■ SOURCE EXTRACT ■
____

Although religion is shrinking in the first world and it won't be long before theists are no longer in the majority in the more educated nations of the world today, it is still growing in those not first world nations, the emerging nations of the world.

Those nations who have religion, and are populating quickly, where religion's number one method of maintaining its existence is not growth through reasonable, educated and intelligent thought, but through attrition of intelligence and education through overbearing population growth.

We are seeing this kind of battle between ancient beliefs based only in the beliefs of ancient societies against that of education and science, more and more. It is the last and final death throws of religion in the first world countries and examples of theistic groups like ISIL (or ISIS if you prefer) in the Middle East are prime examples of how things can and do go terribly wrong with religion.

It is an issue we see more locally and in more minor issues such as gun control, if not just safe gun use and ownership in America.

We have a gun problem in America. We seem to think owning a gun is a right and not a privilege. A very conservative way of looking at this. At least, many conservatives have latched on to the gun issue as a prime issue, not the least of which the NRA has championed as a cause celebre.

We seem to love guns. We seem to think they are cool, fun... toys.

We need to change that national attitude toward guns.

I'm not going to argue about the second amendment and what it means. It's pretty obvious it was meant to protect our nation and not against our own government but against other nations, primarily, Great Britain back in the 18th century. Or France back then, should they have decided to go to war with us. Until America was a solid nation with a standing army, they needed all individuals to rise to the defense of the nation should the need arise. However since we have had a standing army now for well over one hundred years, the need is not such as it once was. Not at all.

Conservatives will disingenuously claim that we still have that need. Surely, and of course, that need is a possibility. But is it such a need as there once was? Absolutely not. If you compare the two, you instantly can see the difference. But it is one of those obfuscations that conservatives will hang onto until you pry it out of their cold dead hands, as some like to say.

To feel that way about our needing a citizen army which is there to protect us against our own government, is to ask to breed paranoia and keep us from cohesion as a nation, as the United States and that was never the Founding Fathers desire.

Many of the comments they made back then about things, about trusting your government or not, were not about America, but Great Britain. But you cannot convince a conservative about that now a days. Because it fits their agenda, their beliefs, they emotions, all somehow oddly supported by their mostly Christian religions.

We do need to be aware. Recent times from the Bush administration after 9/11 have proved we can lose our freedoms, exchanging our fears for security. After our abuses and crimes against humanity, our torturing and wars, we do need to watch carefully our nation's leaders and interactions after we allowed them to lead us into abuses against others and even our own citizens. Mostly because it made us feel good or feel as if we were doing something, anything, even when there were better albeit counter intuitive ways to achieve our goals.

We do not need to be paranoid but attentive and proactive (something always difficult for a nation not to mention just the conservative elements within it. Today there is a thermocline of paranoia running rampant among many of our citizens. Mostly the mono-processing  type citizens but our citizens nonetheless.

____

■ TASKS FOR THIS EXERCISE ■
1. According to the essay on religion and guns, which nation was the second amendment primarily meant to protect against?
2. Reproduce everything in the essay on religion and guns from "Those nations who" down to "overbearing population growth.".
Draw only on the essay on religion and guns when responding.

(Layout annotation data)

____

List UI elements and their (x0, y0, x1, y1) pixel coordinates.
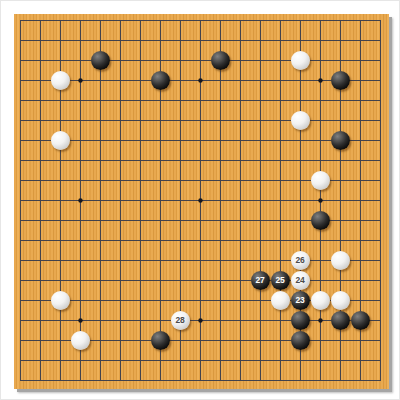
white-stone[interactable] (311, 291, 330, 310)
white-stone[interactable] (51, 291, 70, 310)
stones-layer: 262725242328 (10, 10, 390, 390)
go-diagram: 262725242328 (0, 0, 400, 400)
white-stone[interactable] (331, 251, 350, 270)
white-stone-numbered[interactable]: 24 (291, 271, 310, 290)
white-stone-numbered[interactable]: 26 (291, 251, 310, 270)
black-stone[interactable] (151, 331, 170, 350)
white-stone[interactable] (71, 331, 90, 350)
black-stone-numbered[interactable]: 23 (291, 291, 310, 310)
black-stone[interactable] (331, 71, 350, 90)
black-stone-numbered[interactable]: 25 (271, 271, 290, 290)
white-stone[interactable] (51, 131, 70, 150)
white-stone[interactable] (51, 71, 70, 90)
go-board[interactable]: 262725242328 (14, 14, 389, 389)
black-stone[interactable] (291, 331, 310, 350)
black-stone[interactable] (311, 211, 330, 230)
white-stone[interactable] (291, 111, 310, 130)
black-stone[interactable] (211, 51, 230, 70)
white-stone[interactable] (271, 291, 290, 310)
black-stone[interactable] (91, 51, 110, 70)
black-stone-numbered[interactable]: 27 (251, 271, 270, 290)
black-stone[interactable] (151, 71, 170, 90)
black-stone[interactable] (331, 131, 350, 150)
black-stone[interactable] (291, 311, 310, 330)
white-stone[interactable] (291, 51, 310, 70)
white-stone-numbered[interactable]: 28 (171, 311, 190, 330)
white-stone[interactable] (311, 171, 330, 190)
black-stone[interactable] (331, 311, 350, 330)
black-stone[interactable] (351, 311, 370, 330)
white-stone[interactable] (331, 291, 350, 310)
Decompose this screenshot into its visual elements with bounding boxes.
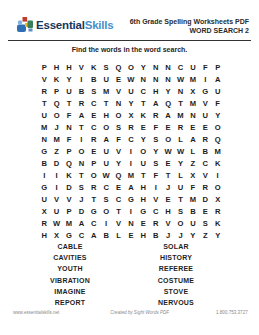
- grid-cell-r3c2[interactable]: P: [50, 85, 62, 97]
- grid-cell-r8c4[interactable]: O: [75, 145, 87, 157]
- grid-cell-r12c15[interactable]: X: [211, 194, 223, 206]
- grid-cell-r10c4[interactable]: T: [75, 169, 87, 181]
- grid-cell-r13c2[interactable]: U: [50, 206, 62, 218]
- grid-cell-r2c14[interactable]: I: [199, 73, 211, 85]
- grid-cell-r7c10[interactable]: S: [150, 133, 162, 145]
- word-list-item: STOVE: [106, 286, 246, 297]
- grid-cell-r10c15[interactable]: I: [211, 169, 223, 181]
- grid-cell-r5c7[interactable]: O: [112, 109, 124, 121]
- grid-cell-r10c3[interactable]: K: [63, 169, 75, 181]
- grid-cell-r9c5[interactable]: P: [88, 157, 100, 169]
- grid-cell-r10c11[interactable]: T: [162, 169, 174, 181]
- grid-cell-r3c15[interactable]: U: [211, 85, 223, 97]
- grid-cell-r4c10[interactable]: A: [150, 97, 162, 109]
- grid-cell-r9c6[interactable]: U: [100, 157, 112, 169]
- grid-cell-r15c10[interactable]: B: [150, 230, 162, 242]
- grid-cell-r7c9[interactable]: Y: [137, 133, 149, 145]
- grid-cell-r1c15[interactable]: P: [211, 61, 223, 73]
- grid-cell-r3c7[interactable]: V: [112, 85, 124, 97]
- grid-cell-r11c6[interactable]: C: [100, 181, 112, 193]
- grid-cell-r8c15[interactable]: M: [211, 145, 223, 157]
- grid-cell-r6c10[interactable]: F: [150, 121, 162, 133]
- grid-cell-r13c8[interactable]: I: [125, 206, 137, 218]
- grid-cell-r2c12[interactable]: W: [174, 73, 186, 85]
- grid-cell-r8c13[interactable]: L: [187, 145, 199, 157]
- grid-cell-r6c12[interactable]: R: [174, 121, 186, 133]
- grid-cell-r2c3[interactable]: Y: [63, 73, 75, 85]
- grid-cell-r13c1[interactable]: X: [38, 206, 50, 218]
- grid-cell-r5c14[interactable]: U: [199, 109, 211, 121]
- word-search-grid: PHHVKSQOYNNCUFPVKYIBUEWNNNWMIARPUBSMVUCH…: [38, 61, 224, 242]
- grid-cell-r4c3[interactable]: T: [63, 97, 75, 109]
- grid-cell-r6c11[interactable]: E: [162, 121, 174, 133]
- grid-cell-r15c1[interactable]: H: [38, 230, 50, 242]
- grid-cell-r12c2[interactable]: V: [50, 194, 62, 206]
- grid-cell-r11c12[interactable]: U: [174, 181, 186, 193]
- grid-cell-r8c3[interactable]: P: [63, 145, 75, 157]
- grid-cell-r10c8[interactable]: M: [125, 169, 137, 181]
- grid-cell-r4c2[interactable]: Q: [50, 97, 62, 109]
- grid-cell-r11c8[interactable]: A: [125, 181, 137, 193]
- grid-cell-r1c1[interactable]: P: [38, 61, 50, 73]
- grid-cell-r2c13[interactable]: M: [187, 73, 199, 85]
- footer: www.essentialskills.net Created by Sight…: [13, 309, 248, 315]
- word-list-item: NERVOUS: [106, 297, 246, 308]
- grid-cell-r7c1[interactable]: N: [38, 133, 50, 145]
- grid-cell-r15c5[interactable]: A: [88, 230, 100, 242]
- grid-cell-r11c7[interactable]: E: [112, 181, 124, 193]
- grid-cell-r11c11[interactable]: J: [162, 181, 174, 193]
- grid-cell-r7c4[interactable]: I: [75, 133, 87, 145]
- grid-cell-r3c11[interactable]: Y: [162, 85, 174, 97]
- grid-cell-r5c2[interactable]: O: [50, 109, 62, 121]
- grid-cell-r9c2[interactable]: D: [50, 157, 62, 169]
- instruction-text: Find the words in the word search.: [0, 46, 259, 53]
- logo-text-secondary: Skills: [85, 19, 114, 31]
- grid-cell-r14c11[interactable]: V: [162, 218, 174, 230]
- grid-cell-r6c8[interactable]: R: [125, 121, 137, 133]
- grid-cell-r3c8[interactable]: U: [125, 85, 137, 97]
- grid-cell-r3c3[interactable]: U: [63, 85, 75, 97]
- grid-cell-r10c12[interactable]: L: [174, 169, 186, 181]
- grid-cell-r12c12[interactable]: T: [174, 194, 186, 206]
- grid-cell-r10c7[interactable]: Q: [112, 169, 124, 181]
- grid-cell-r5c11[interactable]: A: [162, 109, 174, 121]
- grid-cell-r15c12[interactable]: J: [174, 230, 186, 242]
- grid-cell-r7c15[interactable]: Q: [211, 133, 223, 145]
- grid-cell-r15c7[interactable]: L: [112, 230, 124, 242]
- grid-cell-r9c10[interactable]: S: [150, 157, 162, 169]
- grid-cell-r4c12[interactable]: T: [174, 97, 186, 109]
- grid-cell-r14c8[interactable]: N: [125, 218, 137, 230]
- grid-cell-r6c3[interactable]: N: [63, 121, 75, 133]
- grid-cell-r9c1[interactable]: B: [38, 157, 50, 169]
- word-list: CABLECAVITIESYOUTHVIBRATIONIMAGINEREPORT…: [0, 241, 259, 311]
- grid-cell-r4c7[interactable]: N: [112, 97, 124, 109]
- grid-cell-r12c6[interactable]: S: [100, 194, 112, 206]
- grid-cell-r2c15[interactable]: A: [211, 73, 223, 85]
- grid-cell-r6c1[interactable]: M: [38, 121, 50, 133]
- grid-cell-r14c1[interactable]: R: [38, 218, 50, 230]
- grid-cell-r14c10[interactable]: R: [150, 218, 162, 230]
- grid-cell-r13c3[interactable]: P: [63, 206, 75, 218]
- grid-cell-r7c8[interactable]: C: [125, 133, 137, 145]
- grid-cell-r6c14[interactable]: E: [199, 121, 211, 133]
- grid-cell-r10c13[interactable]: X: [187, 169, 199, 181]
- grid-cell-r15c9[interactable]: H: [137, 230, 149, 242]
- grid-cell-r6c4[interactable]: T: [75, 121, 87, 133]
- worksheet-page: EssentialSkills 6th Grade Spelling Works…: [0, 0, 259, 335]
- grid-cell-r1c11[interactable]: N: [162, 61, 174, 73]
- grid-cell-r10c6[interactable]: W: [100, 169, 112, 181]
- grid-cell-r9c13[interactable]: Z: [187, 157, 199, 169]
- grid-cell-r3c6[interactable]: M: [100, 85, 112, 97]
- grid-cell-r8c1[interactable]: G: [38, 145, 50, 157]
- grid-cell-r5c4[interactable]: A: [75, 109, 87, 121]
- grid-cell-r3c12[interactable]: N: [174, 85, 186, 97]
- grid-cell-r13c10[interactable]: C: [150, 206, 162, 218]
- grid-cell-r11c3[interactable]: D: [63, 181, 75, 193]
- grid-cell-r11c9[interactable]: H: [137, 181, 149, 193]
- grid-cell-r5c3[interactable]: F: [63, 109, 75, 121]
- grid-cell-r10c10[interactable]: F: [150, 169, 162, 181]
- grid-cell-r12c4[interactable]: J: [75, 194, 87, 206]
- grid-cell-r5c12[interactable]: M: [174, 109, 186, 121]
- grid-cell-r13c14[interactable]: E: [199, 206, 211, 218]
- grid-cell-r11c15[interactable]: O: [211, 181, 223, 193]
- grid-cell-r6c9[interactable]: E: [137, 121, 149, 133]
- grid-cell-r2c10[interactable]: N: [150, 73, 162, 85]
- grid-cell-r11c4[interactable]: S: [75, 181, 87, 193]
- grid-cell-r11c1[interactable]: G: [38, 181, 50, 193]
- grid-cell-r14c14[interactable]: S: [199, 218, 211, 230]
- grid-cell-r2c7[interactable]: E: [112, 73, 124, 85]
- grid-cell-r13c13[interactable]: B: [187, 206, 199, 218]
- grid-cell-r8c8[interactable]: I: [125, 145, 137, 157]
- grid-cell-r5c6[interactable]: H: [100, 109, 112, 121]
- grid-cell-r7c5[interactable]: R: [88, 133, 100, 145]
- grid-cell-r4c15[interactable]: F: [211, 97, 223, 109]
- grid-cell-r2c8[interactable]: W: [125, 73, 137, 85]
- grid-cell-r1c12[interactable]: C: [174, 61, 186, 73]
- grid-cell-r9c3[interactable]: Q: [63, 157, 75, 169]
- logo-text-primary: Essential: [36, 19, 85, 31]
- grid-cell-r9c14[interactable]: C: [199, 157, 211, 169]
- worksheet-title: 6th Grade Spelling Worksheets PDF: [130, 17, 249, 26]
- grid-cell-r12c7[interactable]: C: [112, 194, 124, 206]
- grid-cell-r1c6[interactable]: S: [100, 61, 112, 73]
- grid-cell-r7c7[interactable]: F: [112, 133, 124, 145]
- grid-cell-r15c3[interactable]: G: [63, 230, 75, 242]
- grid-cell-r14c7[interactable]: V: [112, 218, 124, 230]
- grid-cell-r4c8[interactable]: Y: [125, 97, 137, 109]
- essentialskills-logo: EssentialSkills: [16, 16, 114, 33]
- grid-cell-r1c4[interactable]: V: [75, 61, 87, 73]
- grid-cell-r2c6[interactable]: U: [100, 73, 112, 85]
- grid-cell-r3c14[interactable]: G: [199, 85, 211, 97]
- grid-cell-r15c2[interactable]: X: [50, 230, 62, 242]
- grid-cell-r15c15[interactable]: Y: [211, 230, 223, 242]
- grid-cell-r12c9[interactable]: H: [137, 194, 149, 206]
- grid-cell-r11c10[interactable]: I: [150, 181, 162, 193]
- grid-cell-r6c6[interactable]: O: [100, 121, 112, 133]
- grid-cell-r6c15[interactable]: O: [211, 121, 223, 133]
- grid-cell-r7c14[interactable]: R: [199, 133, 211, 145]
- grid-cell-r1c13[interactable]: U: [187, 61, 199, 73]
- word-list-column-2: SOLARHISTORYREFEREECOSTUMESTOVENERVOUS: [106, 241, 246, 308]
- grid-cell-r3c4[interactable]: B: [75, 85, 87, 97]
- grid-cell-r7c6[interactable]: A: [100, 133, 112, 145]
- grid-cell-r5c15[interactable]: Y: [211, 109, 223, 121]
- grid-cell-r8c12[interactable]: W: [174, 145, 186, 157]
- grid-cell-r5c8[interactable]: X: [125, 109, 137, 121]
- grid-cell-r7c3[interactable]: F: [63, 133, 75, 145]
- grid-cell-r1c3[interactable]: H: [63, 61, 75, 73]
- grid-cell-r15c14[interactable]: Z: [199, 230, 211, 242]
- grid-cell-r1c5[interactable]: K: [88, 61, 100, 73]
- grid-cell-r1c14[interactable]: F: [199, 61, 211, 73]
- grid-cell-r11c5[interactable]: R: [88, 181, 100, 193]
- grid-cell-r2c9[interactable]: N: [137, 73, 149, 85]
- grid-cell-r7c13[interactable]: A: [187, 133, 199, 145]
- title-block: 6th Grade Spelling Worksheets PDF WORD S…: [130, 17, 249, 35]
- grid-cell-r10c9[interactable]: T: [137, 169, 149, 181]
- grid-cell-r13c12[interactable]: S: [174, 206, 186, 218]
- grid-cell-r12c14[interactable]: D: [199, 194, 211, 206]
- grid-cell-r13c6[interactable]: O: [100, 206, 112, 218]
- logo-text: EssentialSkills: [36, 19, 114, 31]
- grid-cell-r7c11[interactable]: O: [162, 133, 174, 145]
- grid-cell-r15c4[interactable]: C: [75, 230, 87, 242]
- grid-cell-r1c9[interactable]: Y: [137, 61, 149, 73]
- grid-cell-r4c6[interactable]: T: [100, 97, 112, 109]
- grid-cell-r10c14[interactable]: V: [199, 169, 211, 181]
- grid-cell-r2c11[interactable]: N: [162, 73, 174, 85]
- grid-cell-r5c5[interactable]: E: [88, 109, 100, 121]
- footer-website: www.essentialskills.net: [13, 310, 59, 315]
- grid-cell-r1c10[interactable]: N: [150, 61, 162, 73]
- grid-cell-r14c6[interactable]: I: [100, 218, 112, 230]
- grid-cell-r3c10[interactable]: H: [150, 85, 162, 97]
- worksheet-subtitle: WORD SEARCH 2: [130, 26, 249, 35]
- grid-cell-r5c9[interactable]: K: [137, 109, 149, 121]
- grid-cell-r13c9[interactable]: G: [137, 206, 149, 218]
- grid-cell-r4c4[interactable]: R: [75, 97, 87, 109]
- grid-cell-r3c1[interactable]: R: [38, 85, 50, 97]
- grid-cell-r5c13[interactable]: N: [187, 109, 199, 121]
- grid-cell-r14c5[interactable]: C: [88, 218, 100, 230]
- grid-cell-r9c9[interactable]: U: [137, 157, 149, 169]
- footer-phone: 1.800.753.3727: [216, 310, 248, 315]
- grid-cell-r8c7[interactable]: V: [112, 145, 124, 157]
- grid-cell-r9c4[interactable]: N: [75, 157, 87, 169]
- grid-cell-r14c13[interactable]: U: [187, 218, 199, 230]
- grid-cell-r12c10[interactable]: V: [150, 194, 162, 206]
- grid-cell-r9c8[interactable]: I: [125, 157, 137, 169]
- footer-credit: Created by Sight Words PDF: [111, 310, 170, 315]
- grid-cell-r14c3[interactable]: M: [63, 218, 75, 230]
- grid-cell-r1c8[interactable]: O: [125, 61, 137, 73]
- grid-cell-r7c12[interactable]: L: [174, 133, 186, 145]
- grid-cell-r7c2[interactable]: M: [50, 133, 62, 145]
- header-divider: [8, 40, 251, 41]
- grid-cell-r4c9[interactable]: T: [137, 97, 149, 109]
- word-list-item: SOLAR: [106, 241, 246, 252]
- grid-cell-r4c13[interactable]: M: [187, 97, 199, 109]
- grid-cell-r4c11[interactable]: Q: [162, 97, 174, 109]
- grid-cell-r12c13[interactable]: M: [187, 194, 199, 206]
- grid-cell-r2c2[interactable]: K: [50, 73, 62, 85]
- grid-cell-r8c11[interactable]: W: [162, 145, 174, 157]
- grid-cell-r6c2[interactable]: J: [50, 121, 62, 133]
- grid-cell-r12c8[interactable]: G: [125, 194, 137, 206]
- grid-cell-r8c14[interactable]: B: [199, 145, 211, 157]
- word-list-item: REFEREE: [106, 263, 246, 274]
- grid-cell-r1c7[interactable]: Q: [112, 61, 124, 73]
- essentialskills-logo-icon: [16, 16, 34, 33]
- grid-cell-r5c10[interactable]: R: [150, 109, 162, 121]
- grid-cell-r12c11[interactable]: E: [162, 194, 174, 206]
- header: EssentialSkills 6th Grade Spelling Works…: [16, 13, 249, 35]
- grid-cell-r12c1[interactable]: U: [38, 194, 50, 206]
- grid-cell-r3c9[interactable]: C: [137, 85, 149, 97]
- grid-cell-r8c9[interactable]: O: [137, 145, 149, 157]
- grid-cell-r13c7[interactable]: T: [112, 206, 124, 218]
- grid-cell-r14c9[interactable]: E: [137, 218, 149, 230]
- grid-cell-r15c6[interactable]: B: [100, 230, 112, 242]
- grid-cell-r6c13[interactable]: E: [187, 121, 199, 133]
- grid-cell-r9c11[interactable]: E: [162, 157, 174, 169]
- grid-cell-r15c8[interactable]: E: [125, 230, 137, 242]
- grid-cell-r6c5[interactable]: C: [88, 121, 100, 133]
- grid-cell-r13c4[interactable]: D: [75, 206, 87, 218]
- grid-cell-r14c15[interactable]: K: [211, 218, 223, 230]
- grid-cell-r4c1[interactable]: T: [38, 97, 50, 109]
- grid-cell-r11c14[interactable]: R: [199, 181, 211, 193]
- grid-cell-r14c4[interactable]: A: [75, 218, 87, 230]
- grid-cell-r8c6[interactable]: U: [100, 145, 112, 157]
- grid-cell-r10c5[interactable]: O: [88, 169, 100, 181]
- grid-cell-r4c5[interactable]: C: [88, 97, 100, 109]
- grid-cell-r6c7[interactable]: S: [112, 121, 124, 133]
- grid-cell-r13c11[interactable]: H: [162, 206, 174, 218]
- grid-cell-r11c13[interactable]: F: [187, 181, 199, 193]
- grid-cell-r15c13[interactable]: Y: [187, 230, 199, 242]
- grid-cell-r9c15[interactable]: K: [211, 157, 223, 169]
- grid-cell-r10c1[interactable]: I: [38, 169, 50, 181]
- grid-cell-r8c2[interactable]: Z: [50, 145, 62, 157]
- grid-cell-r12c3[interactable]: V: [63, 194, 75, 206]
- grid-cell-r8c10[interactable]: Y: [150, 145, 162, 157]
- grid-cell-r9c12[interactable]: Y: [174, 157, 186, 169]
- grid-cell-r12c5[interactable]: T: [88, 194, 100, 206]
- grid-cell-r13c5[interactable]: G: [88, 206, 100, 218]
- grid-cell-r8c5[interactable]: E: [88, 145, 100, 157]
- grid-cell-r13c15[interactable]: R: [211, 206, 223, 218]
- grid-cell-r15c11[interactable]: J: [162, 230, 174, 242]
- word-list-item: COSTUME: [106, 275, 246, 286]
- grid-cell-r5c1[interactable]: U: [38, 109, 50, 121]
- grid-cell-r1c2[interactable]: H: [50, 61, 62, 73]
- grid-cell-r4c14[interactable]: V: [199, 97, 211, 109]
- grid-cell-r3c13[interactable]: X: [187, 85, 199, 97]
- grid-cell-r14c2[interactable]: W: [50, 218, 62, 230]
- grid-cell-r2c4[interactable]: I: [75, 73, 87, 85]
- word-list-item: HISTORY: [106, 252, 246, 263]
- grid-cell-r10c2[interactable]: I: [50, 169, 62, 181]
- grid-cell-r2c1[interactable]: V: [38, 73, 50, 85]
- grid-cell-r14c12[interactable]: O: [174, 218, 186, 230]
- grid-cell-r3c5[interactable]: S: [88, 85, 100, 97]
- grid-cell-r11c2[interactable]: I: [50, 181, 62, 193]
- grid-cell-r9c7[interactable]: Y: [112, 157, 124, 169]
- grid-cell-r2c5[interactable]: B: [88, 73, 100, 85]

____

■ COMPLETE ANSWERS ■
1. Great Britain, in the 18th century.

2.
Those nations who have religion, and are populating quickly, where religion's number one method of maintaining its existence is not growth through reasonable, educated and intelligent thought, but through attrition of intelligence and education through overbearing population growth.